Figure record listings
□ □ □ □

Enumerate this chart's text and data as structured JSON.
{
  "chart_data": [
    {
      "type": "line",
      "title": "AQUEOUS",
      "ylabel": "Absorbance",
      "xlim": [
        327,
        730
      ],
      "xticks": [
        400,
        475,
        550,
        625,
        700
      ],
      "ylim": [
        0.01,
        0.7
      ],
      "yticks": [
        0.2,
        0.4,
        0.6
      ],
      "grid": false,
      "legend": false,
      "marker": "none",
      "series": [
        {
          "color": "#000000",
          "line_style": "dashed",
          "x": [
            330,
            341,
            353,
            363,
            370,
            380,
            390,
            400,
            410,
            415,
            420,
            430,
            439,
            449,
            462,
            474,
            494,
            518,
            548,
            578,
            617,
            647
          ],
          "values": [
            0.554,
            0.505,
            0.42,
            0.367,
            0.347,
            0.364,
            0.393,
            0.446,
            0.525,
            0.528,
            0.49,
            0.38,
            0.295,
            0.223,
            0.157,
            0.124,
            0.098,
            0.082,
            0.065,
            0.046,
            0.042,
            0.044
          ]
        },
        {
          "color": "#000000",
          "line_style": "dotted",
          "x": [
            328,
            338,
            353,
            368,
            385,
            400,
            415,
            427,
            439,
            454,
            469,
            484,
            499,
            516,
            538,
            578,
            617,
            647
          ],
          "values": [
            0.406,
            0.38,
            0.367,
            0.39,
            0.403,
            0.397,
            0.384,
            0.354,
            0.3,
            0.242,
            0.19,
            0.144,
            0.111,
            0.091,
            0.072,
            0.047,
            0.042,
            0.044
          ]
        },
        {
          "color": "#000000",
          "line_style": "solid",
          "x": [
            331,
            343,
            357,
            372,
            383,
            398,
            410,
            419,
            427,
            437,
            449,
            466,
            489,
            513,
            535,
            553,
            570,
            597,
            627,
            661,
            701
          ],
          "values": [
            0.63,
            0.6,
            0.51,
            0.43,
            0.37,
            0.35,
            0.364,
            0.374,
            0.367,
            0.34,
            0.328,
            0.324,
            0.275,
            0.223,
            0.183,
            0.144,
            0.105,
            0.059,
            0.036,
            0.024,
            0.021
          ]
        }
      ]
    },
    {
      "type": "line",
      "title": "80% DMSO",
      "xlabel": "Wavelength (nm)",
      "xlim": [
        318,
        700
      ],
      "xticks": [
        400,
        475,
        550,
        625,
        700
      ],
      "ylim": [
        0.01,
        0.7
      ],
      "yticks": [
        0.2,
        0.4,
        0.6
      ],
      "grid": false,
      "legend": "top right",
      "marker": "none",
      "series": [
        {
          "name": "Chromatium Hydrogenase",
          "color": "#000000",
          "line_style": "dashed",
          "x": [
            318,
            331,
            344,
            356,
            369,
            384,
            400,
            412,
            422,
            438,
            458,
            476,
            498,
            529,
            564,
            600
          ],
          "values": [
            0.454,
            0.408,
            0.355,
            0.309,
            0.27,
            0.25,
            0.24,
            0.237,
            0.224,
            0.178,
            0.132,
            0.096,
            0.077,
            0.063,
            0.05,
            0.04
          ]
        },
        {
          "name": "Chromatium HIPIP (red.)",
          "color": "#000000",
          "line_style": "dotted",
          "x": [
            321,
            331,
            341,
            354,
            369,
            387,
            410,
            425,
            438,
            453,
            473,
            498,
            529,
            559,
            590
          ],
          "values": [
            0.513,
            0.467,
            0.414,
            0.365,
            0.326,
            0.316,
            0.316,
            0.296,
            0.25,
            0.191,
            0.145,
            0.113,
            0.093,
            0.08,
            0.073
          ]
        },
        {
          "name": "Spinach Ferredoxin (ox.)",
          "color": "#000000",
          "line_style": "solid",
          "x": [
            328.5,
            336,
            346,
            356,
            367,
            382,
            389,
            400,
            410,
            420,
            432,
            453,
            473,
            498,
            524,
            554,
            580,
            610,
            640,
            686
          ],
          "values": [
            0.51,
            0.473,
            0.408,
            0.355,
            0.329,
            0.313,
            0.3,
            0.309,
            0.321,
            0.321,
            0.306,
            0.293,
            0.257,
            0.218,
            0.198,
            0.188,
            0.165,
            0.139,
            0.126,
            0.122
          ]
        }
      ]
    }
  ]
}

□ □ □ □

§ **EXERCISE REQUIREMENTS**: Please reproduce each record precisely as written.

§ **EXERCISE RESPONSE**:
Enumerate this chart's text and data as structured JSON.
{
  "chart_data": [
    {
      "type": "line",
      "title": "AQUEOUS",
      "ylabel": "Absorbance",
      "xlim": [
        327,
        730
      ],
      "xticks": [
        400,
        475,
        550,
        625,
        700
      ],
      "ylim": [
        0.01,
        0.7
      ],
      "yticks": [
        0.2,
        0.4,
        0.6
      ],
      "grid": false,
      "legend": false,
      "marker": "none",
      "series": [
        {
          "color": "#000000",
          "line_style": "dashed",
          "x": [
            330,
            341,
            353,
            363,
            370,
            380,
            390,
            400,
            410,
            415,
            420,
            430,
            439,
            449,
            462,
            474,
            494,
            518,
            548,
            578,
            617,
            647
          ],
          "values": [
            0.554,
            0.505,
            0.42,
            0.367,
            0.347,
            0.364,
            0.393,
            0.446,
            0.525,
            0.528,
            0.49,
            0.38,
            0.295,
            0.223,
            0.157,
            0.124,
            0.098,
            0.082,
            0.065,
            0.046,
            0.042,
            0.044
          ]
        },
        {
          "color": "#000000",
          "line_style": "dotted",
          "x": [
            328,
            338,
            353,
            368,
            385,
            400,
            415,
            427,
            439,
            454,
            469,
            484,
            499,
            516,
            538,
            578,
            617,
            647
          ],
          "values": [
            0.406,
            0.38,
            0.367,
            0.39,
            0.403,
            0.397,
            0.384,
            0.354,
            0.3,
            0.242,
            0.19,
            0.144,
            0.111,
            0.091,
            0.072,
            0.047,
            0.042,
            0.044
          ]
        },
        {
          "color": "#000000",
          "line_style": "solid",
          "x": [
            331,
            343,
            357,
            372,
            383,
            398,
            410,
            419,
            427,
            437,
            449,
            466,
            489,
            513,
            535,
            553,
            570,
            597,
            627,
            661,
            701
          ],
          "values": [
            0.63,
            0.6,
            0.51,
            0.43,
            0.37,
            0.35,
            0.364,
            0.374,
            0.367,
            0.34,
            0.328,
            0.324,
            0.275,
            0.223,
            0.183,
            0.144,
            0.105,
            0.059,
            0.036,
            0.024,
            0.021
          ]
        }
      ]
    },
    {
      "type": "line",
      "title": "80% DMSO",
      "xlabel": "Wavelength (nm)",
      "xlim": [
        318,
        700
      ],
      "xticks": [
        400,
        475,
        550,
        625,
        700
      ],
      "ylim": [
        0.01,
        0.7
      ],
      "yticks": [
        0.2,
        0.4,
        0.6
      ],
      "grid": false,
      "legend": "top right",
      "marker": "none",
      "series": [
        {
          "name": "Chromatium Hydrogenase",
          "color": "#000000",
          "line_style": "dashed",
          "x": [
            318,
            331,
            344,
            356,
            369,
            384,
            400,
            412,
            422,
            438,
            458,
            476,
            498,
            529,
            564,
            600
          ],
          "values": [
            0.454,
            0.408,
            0.355,
            0.309,
            0.27,
            0.25,
            0.24,
            0.237,
            0.224,
            0.178,
            0.132,
            0.096,
            0.077,
            0.063,
            0.05,
            0.04
          ]
        },
        {
          "name": "Chromatium HIPIP (red.)",
          "color": "#000000",
          "line_style": "dotted",
          "x": [
            321,
            331,
            341,
            354,
            369,
            387,
            410,
            425,
            438,
            453,
            473,
            498,
            529,
            559,
            590
          ],
          "values": [
            0.513,
            0.467,
            0.414,
            0.365,
            0.326,
            0.316,
            0.316,
            0.296,
            0.25,
            0.191,
            0.145,
            0.113,
            0.093,
            0.08,
            0.073
          ]
        },
        {
          "name": "Spinach Ferredoxin (ox.)",
          "color": "#000000",
          "line_style": "solid",
          "x": [
            328.5,
            336,
            346,
            356,
            367,
            382,
            389,
            400,
            410,
            420,
            432,
            453,
            473,
            498,
            524,
            554,
            580,
            610,
            640,
            686
          ],
          "values": [
            0.51,
            0.473,
            0.408,
            0.355,
            0.329,
            0.313,
            0.3,
            0.309,
            0.321,
            0.321,
            0.306,
            0.293,
            0.257,
            0.218,
            0.198,
            0.188,
            0.165,
            0.139,
            0.126,
            0.122
          ]
        }
      ]
    }
  ]
}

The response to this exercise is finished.